[Excerpts from a figure dataset]
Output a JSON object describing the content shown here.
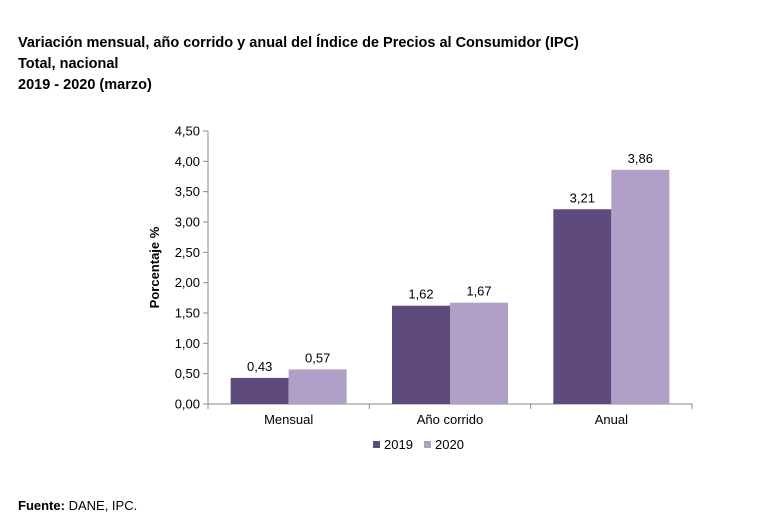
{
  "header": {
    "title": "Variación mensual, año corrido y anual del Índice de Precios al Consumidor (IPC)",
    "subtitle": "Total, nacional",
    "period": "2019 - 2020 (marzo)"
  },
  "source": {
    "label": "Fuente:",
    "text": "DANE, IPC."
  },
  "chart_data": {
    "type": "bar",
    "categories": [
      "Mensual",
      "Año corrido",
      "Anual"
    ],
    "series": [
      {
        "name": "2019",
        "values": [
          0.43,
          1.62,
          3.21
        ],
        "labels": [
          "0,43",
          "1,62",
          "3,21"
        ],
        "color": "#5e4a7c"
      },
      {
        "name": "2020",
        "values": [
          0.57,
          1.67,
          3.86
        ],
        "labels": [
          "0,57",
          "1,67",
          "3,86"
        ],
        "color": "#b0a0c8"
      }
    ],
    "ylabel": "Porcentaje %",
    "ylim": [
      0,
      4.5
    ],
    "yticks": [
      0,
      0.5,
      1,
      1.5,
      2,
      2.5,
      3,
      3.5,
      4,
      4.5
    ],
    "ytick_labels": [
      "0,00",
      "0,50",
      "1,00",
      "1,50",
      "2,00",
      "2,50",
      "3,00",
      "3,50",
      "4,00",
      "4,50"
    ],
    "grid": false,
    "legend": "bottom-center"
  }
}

PROBLEM TO SOLVE:
Transcribe the material exactly, keeping every word and none of the pictures.

RIGHT ANSWER:
Output a JSON object describing the content shown here.
{
  "header": {
    "title": "Variación mensual, año corrido y anual del Índice de Precios al Consumidor (IPC)",
    "subtitle": "Total, nacional",
    "period": "2019 - 2020 (marzo)"
  },
  "source": {
    "label": "Fuente:",
    "text": "DANE, IPC."
  },
  "chart_data": {
    "type": "bar",
    "categories": [
      "Mensual",
      "Año corrido",
      "Anual"
    ],
    "series": [
      {
        "name": "2019",
        "values": [
          0.43,
          1.62,
          3.21
        ],
        "labels": [
          "0,43",
          "1,62",
          "3,21"
        ],
        "color": "#5e4a7c"
      },
      {
        "name": "2020",
        "values": [
          0.57,
          1.67,
          3.86
        ],
        "labels": [
          "0,57",
          "1,67",
          "3,86"
        ],
        "color": "#b0a0c8"
      }
    ],
    "ylabel": "Porcentaje %",
    "ylim": [
      0,
      4.5
    ],
    "yticks": [
      0,
      0.5,
      1,
      1.5,
      2,
      2.5,
      3,
      3.5,
      4,
      4.5
    ],
    "ytick_labels": [
      "0,00",
      "0,50",
      "1,00",
      "1,50",
      "2,00",
      "2,50",
      "3,00",
      "3,50",
      "4,00",
      "4,50"
    ],
    "grid": false,
    "legend": "bottom-center"
  }
}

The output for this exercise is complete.